— DIRECTIVE —
Pictures do not belong in the copy, so please give every entry below again exactly.

— RECORDS —
++++

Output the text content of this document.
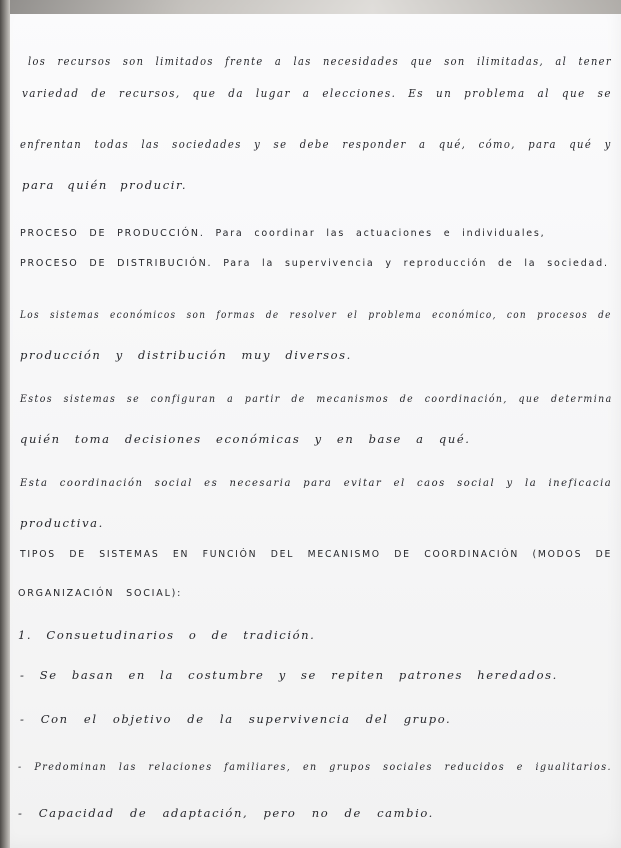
los recursos son limitados frente a las necesidades que son ilimitadas, al tener
variedad de recursos, que da lugar a elecciones. Es un problema al que se
enfrentan todas las sociedades y se debe responder a qué, cómo, para qué y
para quién producir.
PROCESO DE PRODUCCIÓN. Para coordinar las actuaciones e individuales,
PROCESO DE DISTRIBUCIÓN. Para la supervivencia y reproducción de la sociedad.
Los sistemas económicos son formas de resolver el problema económico, con procesos de
producción y distribución muy diversos.
Estos sistemas se configuran a partir de mecanismos de coordinación, que determina
quién toma decisiones económicas y en base a qué.
Esta coordinación social es necesaria para evitar el caos social y la ineficacia
productiva.
TIPOS DE SISTEMAS EN FUNCIÓN DEL MECANISMO DE COORDINACIÓN (MODOS DE
ORGANIZACIÓN SOCIAL):
1. Consuetudinarios o de tradición.
- Se basan en la costumbre y se repiten patrones heredados.
- Con el objetivo de la supervivencia del grupo.
- Predominan las relaciones familiares, en grupos sociales reducidos e igualitarios.
- Capacidad de adaptación, pero no de cambio.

++++

— COMPLETE RESPONSE —
Output the text content of this document.
los recursos son limitados frente a las necesidades que son ilimitadas, al tener
variedad de recursos, que da lugar a elecciones. Es un problema al que se
enfrentan todas las sociedades y se debe responder a qué, cómo, para qué y
para quién producir.
PROCESO DE PRODUCCIÓN. Para coordinar las actuaciones e individuales,
PROCESO DE DISTRIBUCIÓN. Para la supervivencia y reproducción de la sociedad.
Los sistemas económicos son formas de resolver el problema económico, con procesos de
producción y distribución muy diversos.
Estos sistemas se configuran a partir de mecanismos de coordinación, que determina
quién toma decisiones económicas y en base a qué.
Esta coordinación social es necesaria para evitar el caos social y la ineficacia
productiva.
TIPOS DE SISTEMAS EN FUNCIÓN DEL MECANISMO DE COORDINACIÓN (MODOS DE
ORGANIZACIÓN SOCIAL):
1. Consuetudinarios o de tradición.
- Se basan en la costumbre y se repiten patrones heredados.
- Con el objetivo de la supervivencia del grupo.
- Predominan las relaciones familiares, en grupos sociales reducidos e igualitarios.
- Capacidad de adaptación, pero no de cambio.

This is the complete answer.